QUESTIONS TO ANSWER:
A: Copy the keyboard dock passage from "The 500T, which" up to and including "real-world battery life.".
B: Summarize the keyboard dock passage in two sentences.
C: In the keyboard dock passage, how many USB 2.0 ports does the 500T's keyboard dock add?

PASSAGE PROVIDED:
A detachable keyboard—or a keyboard dock, as these items are often called—offers some important advantages over the Surface's lighter Touch and Type Covers. These pros include additional USB and other ports and, in some models, a second battery for even more endurance. Detachables come in a wide range of sizes, but the most common right now is 11.6", which doesn't seem like a big leap from the Surface's 10.6" unit but is in reality a huge difference. As a case in point, the Samsung ATIV Smart PC range includes two models: the Clover Trail–based Smart PC 500T, which I've used extensively, and the Ivy Bridge–based Smart PC 700T.
The 500T, which Figure 2 shows, features a 1.8GHz Intel Atom Z2760 processor, 2GB of RAM, 64GB of SSD storage, a 1366 × 768 display, and a single USB 2.0 port. This device beats out the Surface RT in virtually every category that matters, while offering a real hardware keyboard dock with two more USB 2.0 ports (though no additional battery). The 500T gets more than 9 hours of real-world battery life.

Source data
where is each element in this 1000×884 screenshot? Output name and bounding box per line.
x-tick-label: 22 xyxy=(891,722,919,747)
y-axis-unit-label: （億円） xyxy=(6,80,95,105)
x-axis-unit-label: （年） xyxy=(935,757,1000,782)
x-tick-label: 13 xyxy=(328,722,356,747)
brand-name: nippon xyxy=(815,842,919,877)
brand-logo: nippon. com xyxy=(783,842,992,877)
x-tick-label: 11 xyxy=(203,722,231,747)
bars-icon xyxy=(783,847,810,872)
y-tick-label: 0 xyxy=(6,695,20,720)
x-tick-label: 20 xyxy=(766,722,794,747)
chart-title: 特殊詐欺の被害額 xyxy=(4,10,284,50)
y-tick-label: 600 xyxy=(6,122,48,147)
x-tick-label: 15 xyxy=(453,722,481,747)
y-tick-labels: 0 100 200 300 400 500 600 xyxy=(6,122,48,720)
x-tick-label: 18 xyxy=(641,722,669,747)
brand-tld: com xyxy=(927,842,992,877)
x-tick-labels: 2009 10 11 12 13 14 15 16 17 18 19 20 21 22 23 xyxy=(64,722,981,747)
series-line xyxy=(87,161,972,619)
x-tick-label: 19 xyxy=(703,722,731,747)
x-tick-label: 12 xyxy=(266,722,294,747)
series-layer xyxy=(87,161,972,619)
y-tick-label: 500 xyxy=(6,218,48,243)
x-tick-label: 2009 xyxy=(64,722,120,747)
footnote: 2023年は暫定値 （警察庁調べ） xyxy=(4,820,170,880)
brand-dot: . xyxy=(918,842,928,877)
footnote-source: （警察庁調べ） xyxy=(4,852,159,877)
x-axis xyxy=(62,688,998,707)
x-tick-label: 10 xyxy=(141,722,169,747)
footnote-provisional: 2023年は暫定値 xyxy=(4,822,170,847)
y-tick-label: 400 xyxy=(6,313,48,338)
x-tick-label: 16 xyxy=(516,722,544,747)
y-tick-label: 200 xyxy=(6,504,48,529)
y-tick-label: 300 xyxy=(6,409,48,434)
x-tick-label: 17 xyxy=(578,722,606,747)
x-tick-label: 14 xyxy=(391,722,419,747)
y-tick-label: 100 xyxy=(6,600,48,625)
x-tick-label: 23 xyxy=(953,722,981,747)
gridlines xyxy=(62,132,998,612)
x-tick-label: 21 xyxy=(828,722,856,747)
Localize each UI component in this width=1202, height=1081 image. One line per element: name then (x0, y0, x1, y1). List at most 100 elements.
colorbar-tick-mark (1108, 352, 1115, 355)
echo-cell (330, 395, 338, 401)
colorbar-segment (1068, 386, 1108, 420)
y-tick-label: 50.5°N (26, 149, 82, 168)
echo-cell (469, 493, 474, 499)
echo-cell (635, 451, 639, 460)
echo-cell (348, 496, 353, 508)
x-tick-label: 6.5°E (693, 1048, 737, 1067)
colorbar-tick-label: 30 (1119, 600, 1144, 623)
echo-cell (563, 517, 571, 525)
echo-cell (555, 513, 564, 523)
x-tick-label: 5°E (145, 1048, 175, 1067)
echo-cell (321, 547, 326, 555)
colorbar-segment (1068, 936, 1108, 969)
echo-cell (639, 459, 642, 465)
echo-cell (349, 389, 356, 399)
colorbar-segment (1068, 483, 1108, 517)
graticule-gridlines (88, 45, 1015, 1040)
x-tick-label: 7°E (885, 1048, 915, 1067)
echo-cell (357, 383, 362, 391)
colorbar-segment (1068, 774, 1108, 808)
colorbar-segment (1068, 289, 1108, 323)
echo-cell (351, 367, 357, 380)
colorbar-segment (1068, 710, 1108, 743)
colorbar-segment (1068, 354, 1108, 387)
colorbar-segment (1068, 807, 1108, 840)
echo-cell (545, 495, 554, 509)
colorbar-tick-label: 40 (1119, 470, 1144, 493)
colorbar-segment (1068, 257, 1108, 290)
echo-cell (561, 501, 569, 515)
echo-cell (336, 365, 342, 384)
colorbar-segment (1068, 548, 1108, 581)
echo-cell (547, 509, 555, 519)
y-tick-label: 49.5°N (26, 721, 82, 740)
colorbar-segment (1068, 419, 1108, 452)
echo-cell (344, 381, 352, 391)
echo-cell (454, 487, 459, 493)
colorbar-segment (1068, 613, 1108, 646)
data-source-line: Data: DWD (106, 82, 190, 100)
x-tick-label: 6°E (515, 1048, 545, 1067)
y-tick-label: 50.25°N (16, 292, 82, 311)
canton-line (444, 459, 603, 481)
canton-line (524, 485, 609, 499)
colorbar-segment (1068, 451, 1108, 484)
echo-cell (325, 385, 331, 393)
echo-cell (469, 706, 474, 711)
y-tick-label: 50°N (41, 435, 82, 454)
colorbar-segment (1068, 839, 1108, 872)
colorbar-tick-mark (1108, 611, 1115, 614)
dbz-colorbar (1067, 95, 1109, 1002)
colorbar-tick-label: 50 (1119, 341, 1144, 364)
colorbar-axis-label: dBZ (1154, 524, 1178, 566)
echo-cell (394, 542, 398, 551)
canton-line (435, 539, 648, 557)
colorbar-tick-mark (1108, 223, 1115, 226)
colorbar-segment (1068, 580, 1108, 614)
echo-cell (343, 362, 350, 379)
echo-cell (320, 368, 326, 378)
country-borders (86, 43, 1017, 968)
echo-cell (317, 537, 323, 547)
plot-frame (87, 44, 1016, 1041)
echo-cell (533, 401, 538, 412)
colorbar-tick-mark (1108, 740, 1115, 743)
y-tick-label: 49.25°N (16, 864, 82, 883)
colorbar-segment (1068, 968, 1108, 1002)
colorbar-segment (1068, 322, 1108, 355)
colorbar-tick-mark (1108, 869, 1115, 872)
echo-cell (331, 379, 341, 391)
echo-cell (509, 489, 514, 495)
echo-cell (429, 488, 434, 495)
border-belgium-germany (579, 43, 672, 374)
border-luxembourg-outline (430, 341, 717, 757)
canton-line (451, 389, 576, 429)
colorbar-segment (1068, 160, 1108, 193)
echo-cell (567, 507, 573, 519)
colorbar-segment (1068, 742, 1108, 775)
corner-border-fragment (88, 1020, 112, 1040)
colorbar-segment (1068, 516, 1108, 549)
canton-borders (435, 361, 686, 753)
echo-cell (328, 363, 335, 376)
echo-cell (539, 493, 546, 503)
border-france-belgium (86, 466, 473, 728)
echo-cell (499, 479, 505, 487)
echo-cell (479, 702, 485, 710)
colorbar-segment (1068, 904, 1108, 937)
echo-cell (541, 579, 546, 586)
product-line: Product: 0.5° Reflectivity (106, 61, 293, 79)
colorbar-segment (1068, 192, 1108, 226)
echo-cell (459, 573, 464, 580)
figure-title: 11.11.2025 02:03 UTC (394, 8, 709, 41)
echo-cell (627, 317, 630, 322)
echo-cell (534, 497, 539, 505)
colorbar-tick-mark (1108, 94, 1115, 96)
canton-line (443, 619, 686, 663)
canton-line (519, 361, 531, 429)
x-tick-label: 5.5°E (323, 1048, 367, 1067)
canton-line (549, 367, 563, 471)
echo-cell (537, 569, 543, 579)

SOLUTIONS TO THE EXERCISE:
A:
The 500T, which Figure 2 shows, features a 1.8GHz Intel Atom Z2760 processor, 2GB of RAM, 64GB of SSD storage, a 1366 × 768 display, and a single USB 2.0 port. This device beats out the Surface RT in virtually every category that matters, while offering a real hardware keyboard dock with two more USB 2.0 ports (though no additional battery). The 500T gets more than 9 hours of real-world battery life.

B: Detachable keyboard docks offer advantages over the Surface's Touch and Type Covers, including extra USB and other ports and, in some models, a second battery, and the most common size right now is 11.6". Samsung's Smart PC 500T, with a 1.8GHz Intel Atom Z2760 processor, 2GB of RAM and 64GB of SSD storage, beats the Surface RT in virtually every category that matters and gets more than 9 hours of real-world battery life.

C: Two.